◆ **Requirement**:
Give only the number of lines in the listing below where the string "amelynek" occurs.

◆ **Records shown**:
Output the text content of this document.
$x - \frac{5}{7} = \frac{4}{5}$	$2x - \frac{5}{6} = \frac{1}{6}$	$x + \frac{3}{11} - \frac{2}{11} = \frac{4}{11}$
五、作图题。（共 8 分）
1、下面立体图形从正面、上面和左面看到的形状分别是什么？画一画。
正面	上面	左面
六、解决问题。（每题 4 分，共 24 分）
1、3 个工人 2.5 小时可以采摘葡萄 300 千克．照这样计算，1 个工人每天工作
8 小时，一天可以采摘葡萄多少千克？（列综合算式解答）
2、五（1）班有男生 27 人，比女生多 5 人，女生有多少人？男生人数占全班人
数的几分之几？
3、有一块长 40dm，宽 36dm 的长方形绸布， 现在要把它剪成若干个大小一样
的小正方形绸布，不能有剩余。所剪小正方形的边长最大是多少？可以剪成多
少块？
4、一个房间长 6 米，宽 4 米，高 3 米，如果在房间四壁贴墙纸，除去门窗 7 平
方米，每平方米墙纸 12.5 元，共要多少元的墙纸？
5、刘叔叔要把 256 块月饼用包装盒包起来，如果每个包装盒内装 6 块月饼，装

---

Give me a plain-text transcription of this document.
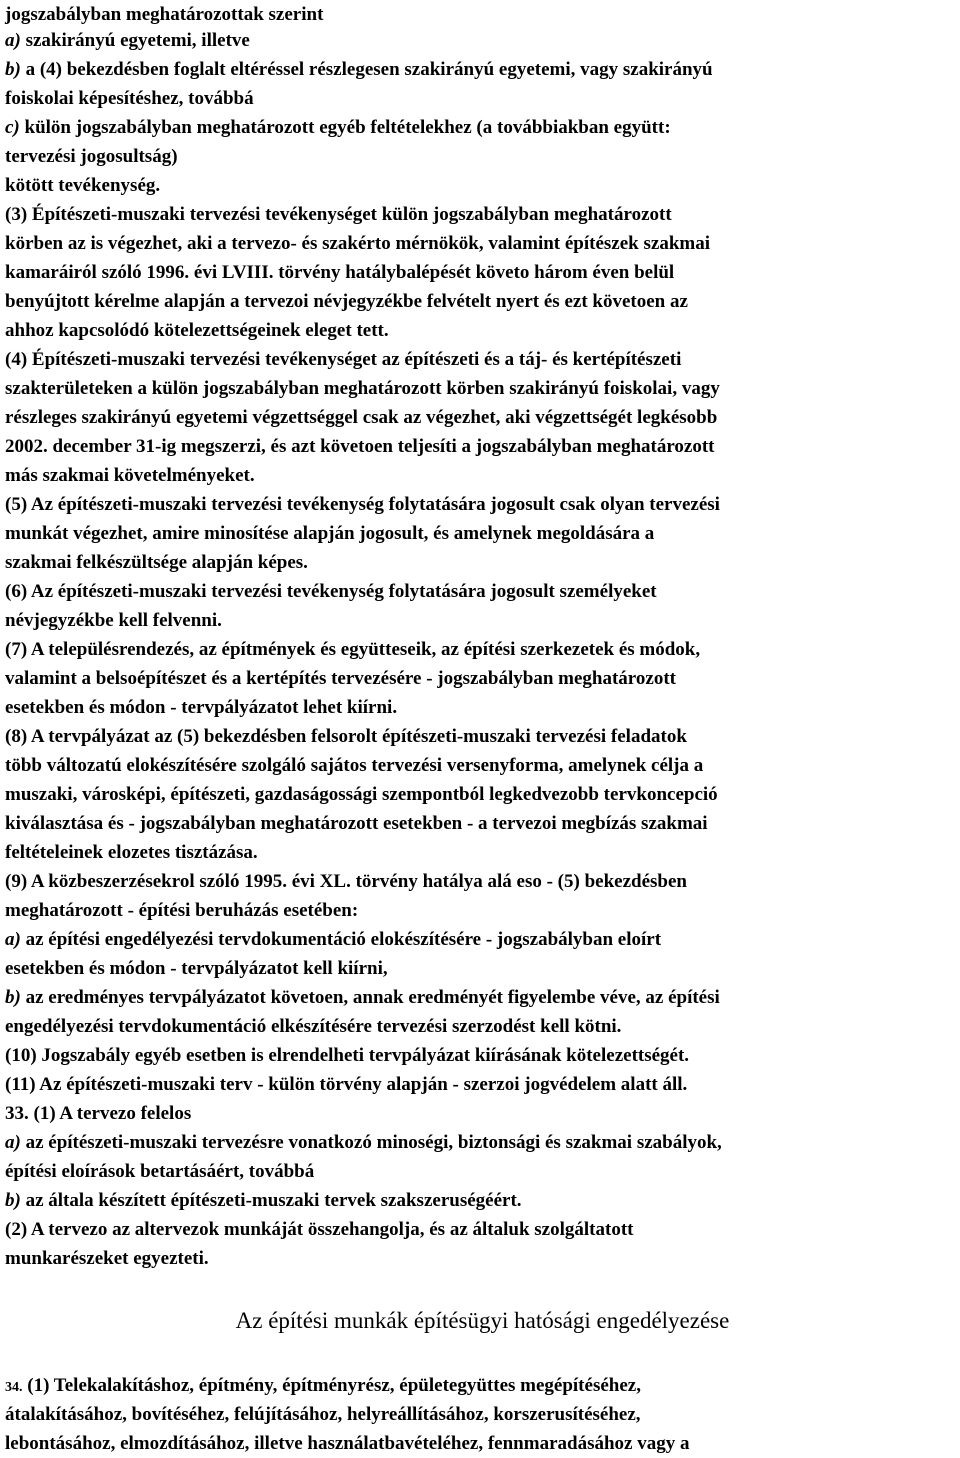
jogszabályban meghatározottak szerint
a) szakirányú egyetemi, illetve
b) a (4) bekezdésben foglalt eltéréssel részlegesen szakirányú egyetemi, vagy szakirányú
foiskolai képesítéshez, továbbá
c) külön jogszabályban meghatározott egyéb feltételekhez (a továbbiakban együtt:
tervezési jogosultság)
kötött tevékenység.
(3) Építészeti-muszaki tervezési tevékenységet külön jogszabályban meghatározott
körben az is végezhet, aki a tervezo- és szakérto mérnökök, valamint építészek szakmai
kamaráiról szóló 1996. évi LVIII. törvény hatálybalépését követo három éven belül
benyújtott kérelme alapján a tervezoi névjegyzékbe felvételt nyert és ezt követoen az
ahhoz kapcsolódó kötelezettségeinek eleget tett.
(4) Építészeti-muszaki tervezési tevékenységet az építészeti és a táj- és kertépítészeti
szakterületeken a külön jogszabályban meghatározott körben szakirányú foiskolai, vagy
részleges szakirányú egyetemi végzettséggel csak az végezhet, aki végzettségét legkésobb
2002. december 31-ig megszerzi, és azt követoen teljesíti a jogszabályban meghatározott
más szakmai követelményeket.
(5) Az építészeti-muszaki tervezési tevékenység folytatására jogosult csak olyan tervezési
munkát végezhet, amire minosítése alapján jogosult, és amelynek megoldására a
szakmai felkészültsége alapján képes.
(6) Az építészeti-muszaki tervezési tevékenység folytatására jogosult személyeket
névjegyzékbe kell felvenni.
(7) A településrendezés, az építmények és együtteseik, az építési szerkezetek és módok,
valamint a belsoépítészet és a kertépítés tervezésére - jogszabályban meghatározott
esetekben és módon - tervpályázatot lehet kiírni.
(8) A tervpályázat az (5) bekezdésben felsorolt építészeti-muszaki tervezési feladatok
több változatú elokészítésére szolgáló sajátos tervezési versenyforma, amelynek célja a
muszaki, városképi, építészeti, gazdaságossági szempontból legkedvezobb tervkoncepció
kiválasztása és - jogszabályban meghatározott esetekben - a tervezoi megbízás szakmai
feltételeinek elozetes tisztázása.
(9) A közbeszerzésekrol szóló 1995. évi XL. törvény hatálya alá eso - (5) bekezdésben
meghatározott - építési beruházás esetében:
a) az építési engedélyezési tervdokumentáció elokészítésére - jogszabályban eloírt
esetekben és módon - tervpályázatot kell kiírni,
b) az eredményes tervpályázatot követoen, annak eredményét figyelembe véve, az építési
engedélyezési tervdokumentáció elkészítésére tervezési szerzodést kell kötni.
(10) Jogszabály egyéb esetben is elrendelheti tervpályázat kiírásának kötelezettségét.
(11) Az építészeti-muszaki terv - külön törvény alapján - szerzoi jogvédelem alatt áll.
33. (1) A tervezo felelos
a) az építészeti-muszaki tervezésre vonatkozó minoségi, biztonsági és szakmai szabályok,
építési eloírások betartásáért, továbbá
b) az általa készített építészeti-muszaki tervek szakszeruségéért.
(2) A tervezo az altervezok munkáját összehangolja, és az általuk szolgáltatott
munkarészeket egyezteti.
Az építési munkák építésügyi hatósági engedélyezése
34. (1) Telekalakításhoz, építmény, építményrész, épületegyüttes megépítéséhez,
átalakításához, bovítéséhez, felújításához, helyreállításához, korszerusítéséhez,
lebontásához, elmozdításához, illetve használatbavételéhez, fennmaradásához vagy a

◆ **Written solution**:
2